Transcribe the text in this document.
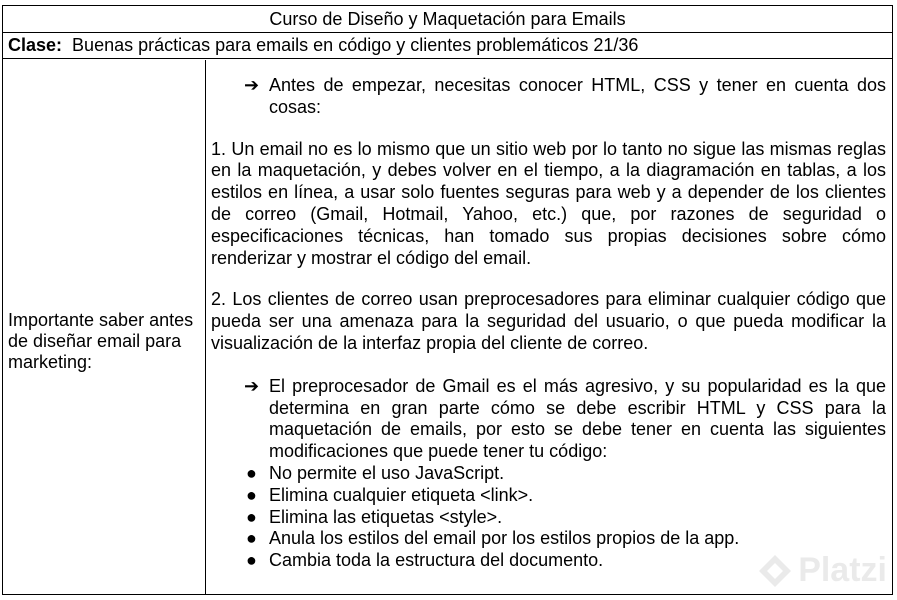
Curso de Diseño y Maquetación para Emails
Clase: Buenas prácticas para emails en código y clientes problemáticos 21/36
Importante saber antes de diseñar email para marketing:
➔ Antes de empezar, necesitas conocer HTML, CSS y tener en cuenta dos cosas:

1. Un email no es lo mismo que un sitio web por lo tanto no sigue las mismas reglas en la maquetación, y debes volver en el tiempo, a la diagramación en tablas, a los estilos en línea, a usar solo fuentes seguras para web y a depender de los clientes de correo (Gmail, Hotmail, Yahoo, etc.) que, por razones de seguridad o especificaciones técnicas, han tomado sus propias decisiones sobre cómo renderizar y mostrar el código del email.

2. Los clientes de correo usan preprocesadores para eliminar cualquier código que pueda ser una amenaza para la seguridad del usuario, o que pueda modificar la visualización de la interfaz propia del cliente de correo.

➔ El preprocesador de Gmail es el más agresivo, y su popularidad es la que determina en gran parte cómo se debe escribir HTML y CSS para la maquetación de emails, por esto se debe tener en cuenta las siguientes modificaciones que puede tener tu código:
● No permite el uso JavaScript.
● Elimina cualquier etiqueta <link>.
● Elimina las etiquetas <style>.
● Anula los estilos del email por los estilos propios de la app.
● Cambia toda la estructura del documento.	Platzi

☆ ☆ ☆ ☆ ☆ ☆ ☆

Reproduce the entries above exactly. Do not include the images.

- [COMPLETE OUTPUT]:
Transcribe the text in this document.
Curso de Diseño y Maquetación para Emails
Clase: Buenas prácticas para emails en código y clientes problemáticos 21/36
Importante saber antes de diseñar email para marketing:
➔ Antes de empezar, necesitas conocer HTML, CSS y tener en cuenta dos cosas:

1. Un email no es lo mismo que un sitio web por lo tanto no sigue las mismas reglas en la maquetación, y debes volver en el tiempo, a la diagramación en tablas, a los estilos en línea, a usar solo fuentes seguras para web y a depender de los clientes de correo (Gmail, Hotmail, Yahoo, etc.) que, por razones de seguridad o especificaciones técnicas, han tomado sus propias decisiones sobre cómo renderizar y mostrar el código del email.

2. Los clientes de correo usan preprocesadores para eliminar cualquier código que pueda ser una amenaza para la seguridad del usuario, o que pueda modificar la visualización de la interfaz propia del cliente de correo.

➔ El preprocesador de Gmail es el más agresivo, y su popularidad es la que determina en gran parte cómo se debe escribir HTML y CSS para la maquetación de emails, por esto se debe tener en cuenta las siguientes modificaciones que puede tener tu código:
● No permite el uso JavaScript.
● Elimina cualquier etiqueta <link>.
● Elimina las etiquetas <style>.
● Anula los estilos del email por los estilos propios de la app.
● Cambia toda la estructura del documento.	Platzi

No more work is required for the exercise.